To be done
Reproduce all of the data below, changing each occurrence of "SeoAgency" to "SeoStudio". Keep every other character unchanged.

Stored records
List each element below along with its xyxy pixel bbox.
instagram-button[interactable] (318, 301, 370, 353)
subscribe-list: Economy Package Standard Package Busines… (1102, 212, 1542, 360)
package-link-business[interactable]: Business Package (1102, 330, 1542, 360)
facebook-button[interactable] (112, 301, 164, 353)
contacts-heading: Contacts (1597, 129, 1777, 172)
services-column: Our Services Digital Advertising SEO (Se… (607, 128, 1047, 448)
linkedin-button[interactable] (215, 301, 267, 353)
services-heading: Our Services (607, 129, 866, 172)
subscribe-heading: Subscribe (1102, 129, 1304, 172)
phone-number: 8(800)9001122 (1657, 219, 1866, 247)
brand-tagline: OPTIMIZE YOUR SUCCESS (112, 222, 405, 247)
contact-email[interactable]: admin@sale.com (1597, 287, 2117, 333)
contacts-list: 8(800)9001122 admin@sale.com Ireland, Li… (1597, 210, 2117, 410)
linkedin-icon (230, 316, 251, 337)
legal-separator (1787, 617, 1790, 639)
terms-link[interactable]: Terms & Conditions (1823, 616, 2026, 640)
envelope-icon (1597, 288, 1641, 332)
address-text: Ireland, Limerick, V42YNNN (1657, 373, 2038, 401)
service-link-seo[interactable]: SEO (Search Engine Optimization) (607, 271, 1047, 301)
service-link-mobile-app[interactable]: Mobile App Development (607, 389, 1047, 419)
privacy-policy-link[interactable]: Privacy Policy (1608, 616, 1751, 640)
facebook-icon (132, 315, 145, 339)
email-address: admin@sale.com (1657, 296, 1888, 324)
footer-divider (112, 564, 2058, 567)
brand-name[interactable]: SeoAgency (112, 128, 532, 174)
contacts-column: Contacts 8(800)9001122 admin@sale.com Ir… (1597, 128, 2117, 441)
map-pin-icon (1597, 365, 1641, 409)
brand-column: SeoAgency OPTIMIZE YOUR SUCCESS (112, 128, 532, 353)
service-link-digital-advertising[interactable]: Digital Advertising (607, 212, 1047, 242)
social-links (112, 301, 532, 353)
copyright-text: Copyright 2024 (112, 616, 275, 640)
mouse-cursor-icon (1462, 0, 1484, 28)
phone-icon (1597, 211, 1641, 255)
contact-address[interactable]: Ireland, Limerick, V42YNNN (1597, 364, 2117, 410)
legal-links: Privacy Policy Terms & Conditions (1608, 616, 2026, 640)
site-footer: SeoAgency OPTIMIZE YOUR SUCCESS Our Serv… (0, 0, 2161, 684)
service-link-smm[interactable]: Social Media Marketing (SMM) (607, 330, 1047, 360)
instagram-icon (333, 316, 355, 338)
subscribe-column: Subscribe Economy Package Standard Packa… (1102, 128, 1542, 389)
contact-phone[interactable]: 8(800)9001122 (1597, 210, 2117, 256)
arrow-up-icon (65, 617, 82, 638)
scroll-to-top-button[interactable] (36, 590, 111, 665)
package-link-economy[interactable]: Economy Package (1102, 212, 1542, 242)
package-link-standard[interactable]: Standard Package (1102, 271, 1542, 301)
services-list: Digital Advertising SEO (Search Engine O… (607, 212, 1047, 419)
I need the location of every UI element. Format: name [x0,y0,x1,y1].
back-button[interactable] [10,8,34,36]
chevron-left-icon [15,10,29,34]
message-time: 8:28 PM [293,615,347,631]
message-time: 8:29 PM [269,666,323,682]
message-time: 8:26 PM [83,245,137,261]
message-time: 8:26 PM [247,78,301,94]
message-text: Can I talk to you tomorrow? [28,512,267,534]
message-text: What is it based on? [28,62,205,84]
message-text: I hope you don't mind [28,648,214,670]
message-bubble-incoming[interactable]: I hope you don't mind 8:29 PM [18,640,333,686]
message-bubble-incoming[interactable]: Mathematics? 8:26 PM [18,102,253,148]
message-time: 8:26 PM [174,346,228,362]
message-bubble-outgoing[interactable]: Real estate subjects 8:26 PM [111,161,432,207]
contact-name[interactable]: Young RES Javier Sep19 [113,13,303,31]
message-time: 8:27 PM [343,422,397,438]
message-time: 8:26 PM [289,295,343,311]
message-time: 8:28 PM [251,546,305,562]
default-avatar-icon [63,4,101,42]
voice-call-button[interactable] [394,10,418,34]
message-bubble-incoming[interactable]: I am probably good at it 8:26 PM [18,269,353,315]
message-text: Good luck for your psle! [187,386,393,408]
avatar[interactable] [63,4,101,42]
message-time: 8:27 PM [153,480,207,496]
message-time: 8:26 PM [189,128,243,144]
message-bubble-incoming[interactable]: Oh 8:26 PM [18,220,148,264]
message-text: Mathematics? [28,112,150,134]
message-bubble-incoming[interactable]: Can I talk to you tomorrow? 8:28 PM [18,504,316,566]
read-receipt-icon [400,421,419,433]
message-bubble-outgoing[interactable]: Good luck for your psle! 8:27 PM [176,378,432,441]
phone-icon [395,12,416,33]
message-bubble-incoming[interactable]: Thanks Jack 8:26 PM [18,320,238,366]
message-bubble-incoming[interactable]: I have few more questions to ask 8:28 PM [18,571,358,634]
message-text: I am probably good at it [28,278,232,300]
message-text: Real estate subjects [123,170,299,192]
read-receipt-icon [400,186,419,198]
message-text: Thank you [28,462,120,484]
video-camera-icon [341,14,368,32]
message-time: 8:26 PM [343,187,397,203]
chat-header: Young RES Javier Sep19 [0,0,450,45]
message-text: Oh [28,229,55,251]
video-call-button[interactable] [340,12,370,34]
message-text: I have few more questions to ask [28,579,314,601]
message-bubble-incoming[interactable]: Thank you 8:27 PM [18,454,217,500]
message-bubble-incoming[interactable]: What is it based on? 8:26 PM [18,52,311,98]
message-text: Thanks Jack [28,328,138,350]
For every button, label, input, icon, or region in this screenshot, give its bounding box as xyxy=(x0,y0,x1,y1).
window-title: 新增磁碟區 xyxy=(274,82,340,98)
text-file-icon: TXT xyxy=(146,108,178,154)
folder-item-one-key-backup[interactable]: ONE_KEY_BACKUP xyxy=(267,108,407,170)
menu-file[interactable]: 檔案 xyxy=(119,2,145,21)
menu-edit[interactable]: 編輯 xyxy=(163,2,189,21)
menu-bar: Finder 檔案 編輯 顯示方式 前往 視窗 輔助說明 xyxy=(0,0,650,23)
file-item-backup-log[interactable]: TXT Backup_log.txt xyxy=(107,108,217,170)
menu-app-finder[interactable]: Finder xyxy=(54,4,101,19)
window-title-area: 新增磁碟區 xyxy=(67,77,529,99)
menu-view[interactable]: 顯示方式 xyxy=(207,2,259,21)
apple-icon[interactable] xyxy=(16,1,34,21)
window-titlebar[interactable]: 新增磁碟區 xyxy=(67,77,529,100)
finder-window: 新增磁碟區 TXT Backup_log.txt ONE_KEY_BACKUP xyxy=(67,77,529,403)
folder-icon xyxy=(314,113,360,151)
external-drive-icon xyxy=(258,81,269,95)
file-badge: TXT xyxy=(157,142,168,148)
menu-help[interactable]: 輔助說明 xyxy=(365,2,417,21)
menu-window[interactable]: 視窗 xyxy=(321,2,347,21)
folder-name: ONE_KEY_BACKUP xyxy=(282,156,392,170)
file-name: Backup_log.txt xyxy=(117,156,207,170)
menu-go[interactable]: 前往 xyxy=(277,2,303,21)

Answer to the problem
List each element below along with its xyxy pixel bbox.
instagram-button[interactable] (318, 301, 370, 353)
subscribe-list: Economy Package Standard Package Busines… (1102, 212, 1542, 360)
package-link-business[interactable]: Business Package (1102, 330, 1542, 360)
facebook-button[interactable] (112, 301, 164, 353)
contacts-heading: Contacts (1597, 129, 1777, 172)
services-column: Our Services Digital Advertising SEO (Se… (607, 128, 1047, 448)
linkedin-button[interactable] (215, 301, 267, 353)
services-heading: Our Services (607, 129, 866, 172)
subscribe-heading: Subscribe (1102, 129, 1304, 172)
phone-number: 8(800)9001122 (1657, 219, 1866, 247)
brand-tagline: OPTIMIZE YOUR SUCCESS (112, 222, 405, 247)
contact-email[interactable]: admin@sale.com (1597, 287, 2117, 333)
contacts-list: 8(800)9001122 admin@sale.com Ireland, Li… (1597, 210, 2117, 410)
linkedin-icon (230, 316, 251, 337)
legal-separator (1787, 617, 1790, 639)
terms-link[interactable]: Terms & Conditions (1823, 616, 2026, 640)
envelope-icon (1597, 288, 1641, 332)
address-text: Ireland, Limerick, V42YNNN (1657, 373, 2038, 401)
service-link-seo[interactable]: SEO (Search Engine Optimization) (607, 271, 1047, 301)
service-link-mobile-app[interactable]: Mobile App Development (607, 389, 1047, 419)
privacy-policy-link[interactable]: Privacy Policy (1608, 616, 1751, 640)
facebook-icon (132, 315, 145, 339)
email-address: admin@sale.com (1657, 296, 1888, 324)
footer-divider (112, 564, 2058, 567)
brand-name[interactable]: SeoStudio (112, 128, 532, 174)
contacts-column: Contacts 8(800)9001122 admin@sale.com Ir… (1597, 128, 2117, 441)
map-pin-icon (1597, 365, 1641, 409)
brand-column: SeoStudio OPTIMIZE YOUR SUCCESS (112, 128, 532, 353)
service-link-digital-advertising[interactable]: Digital Advertising (607, 212, 1047, 242)
social-links (112, 301, 532, 353)
copyright-text: Copyright 2024 (112, 616, 275, 640)
mouse-cursor-icon (1462, 0, 1484, 28)
phone-icon (1597, 211, 1641, 255)
contact-address[interactable]: Ireland, Limerick, V42YNNN (1597, 364, 2117, 410)
legal-links: Privacy Policy Terms & Conditions (1608, 616, 2026, 640)
site-footer: SeoStudio OPTIMIZE YOUR SUCCESS Our Serv… (0, 0, 2161, 684)
service-link-smm[interactable]: Social Media Marketing (SMM) (607, 330, 1047, 360)
instagram-icon (333, 316, 355, 338)
subscribe-column: Subscribe Economy Package Standard Packa… (1102, 128, 1542, 389)
contact-phone[interactable]: 8(800)9001122 (1597, 210, 2117, 256)
arrow-up-icon (65, 617, 82, 638)
scroll-to-top-button[interactable] (36, 590, 111, 665)
package-link-economy[interactable]: Economy Package (1102, 212, 1542, 242)
package-link-standard[interactable]: Standard Package (1102, 271, 1542, 301)
services-list: Digital Advertising SEO (Search Engine O… (607, 212, 1047, 419)
I need the location of every UI element. Format: name [x0,y0,x1,y1].
back-button[interactable] [10,8,34,36]
chevron-left-icon [15,10,29,34]
message-time: 8:28 PM [293,615,347,631]
message-time: 8:29 PM [269,666,323,682]
message-time: 8:26 PM [83,245,137,261]
message-time: 8:26 PM [247,78,301,94]
message-text: Can I talk to you tomorrow? [28,512,267,534]
message-text: What is it based on? [28,62,205,84]
message-text: I hope you don't mind [28,648,214,670]
message-bubble-incoming[interactable]: I hope you don't mind 8:29 PM [18,640,333,686]
message-bubble-incoming[interactable]: Mathematics? 8:26 PM [18,102,253,148]
message-time: 8:26 PM [174,346,228,362]
message-bubble-outgoing[interactable]: Real estate subjects 8:26 PM [111,161,432,207]
contact-name[interactable]: Young RES Javier Sep19 [113,13,303,31]
message-time: 8:27 PM [343,422,397,438]
message-time: 8:26 PM [289,295,343,311]
message-time: 8:28 PM [251,546,305,562]
default-avatar-icon [63,4,101,42]
voice-call-button[interactable] [394,10,418,34]
message-bubble-incoming[interactable]: I am probably good at it 8:26 PM [18,269,353,315]
message-text: Good luck for your psle! [187,386,393,408]
avatar[interactable] [63,4,101,42]
message-time: 8:27 PM [153,480,207,496]
message-time: 8:26 PM [189,128,243,144]
message-bubble-incoming[interactable]: Oh 8:26 PM [18,220,148,264]
message-text: Mathematics? [28,112,150,134]
message-bubble-incoming[interactable]: Can I talk to you tomorrow? 8:28 PM [18,504,316,566]
read-receipt-icon [400,421,419,433]
message-bubble-outgoing[interactable]: Good luck for your psle! 8:27 PM [176,378,432,441]
phone-icon [395,12,416,33]
message-bubble-incoming[interactable]: Thanks Jack 8:26 PM [18,320,238,366]
message-bubble-incoming[interactable]: I have few more questions to ask 8:28 PM [18,571,358,634]
message-text: I am probably good at it [28,278,232,300]
message-text: Real estate subjects [123,170,299,192]
read-receipt-icon [400,186,419,198]
message-text: Thank you [28,462,120,484]
video-camera-icon [341,14,368,32]
message-time: 8:26 PM [343,187,397,203]
chat-header: Young RES Javier Sep19 [0,0,450,45]
message-text: Oh [28,229,55,251]
video-call-button[interactable] [340,12,370,34]
message-text: I have few more questions to ask [28,579,314,601]
message-bubble-incoming[interactable]: Thank you 8:27 PM [18,454,217,500]
message-bubble-incoming[interactable]: What is it based on? 8:26 PM [18,52,311,98]
message-text: Thanks Jack [28,328,138,350]
For every button, label, input, icon, or region in this screenshot, give its bounding box as xyxy=(x0,y0,x1,y1).
window-title: 新增磁碟區 xyxy=(274,82,340,98)
text-file-icon: TXT xyxy=(146,108,178,154)
folder-item-one-key-backup[interactable]: ONE_KEY_BACKUP xyxy=(267,108,407,170)
menu-file[interactable]: 檔案 xyxy=(119,2,145,21)
menu-edit[interactable]: 編輯 xyxy=(163,2,189,21)
menu-bar: Finder 檔案 編輯 顯示方式 前往 視窗 輔助說明 xyxy=(0,0,650,23)
file-item-backup-log[interactable]: TXT Backup_log.txt xyxy=(107,108,217,170)
menu-app-finder[interactable]: Finder xyxy=(54,4,101,19)
window-title-area: 新增磁碟區 xyxy=(67,77,529,99)
menu-view[interactable]: 顯示方式 xyxy=(207,2,259,21)
apple-icon[interactable] xyxy=(16,1,34,21)
window-titlebar[interactable]: 新增磁碟區 xyxy=(67,77,529,100)
finder-window: 新增磁碟區 TXT Backup_log.txt ONE_KEY_BACKUP xyxy=(67,77,529,403)
folder-icon xyxy=(314,113,360,151)
external-drive-icon xyxy=(258,81,269,95)
file-badge: TXT xyxy=(157,142,168,148)
menu-help[interactable]: 輔助說明 xyxy=(365,2,417,21)
menu-window[interactable]: 視窗 xyxy=(321,2,347,21)
folder-name: ONE_KEY_BACKUP xyxy=(282,156,392,170)
file-name: Backup_log.txt xyxy=(117,156,207,170)
menu-go[interactable]: 前往 xyxy=(277,2,303,21)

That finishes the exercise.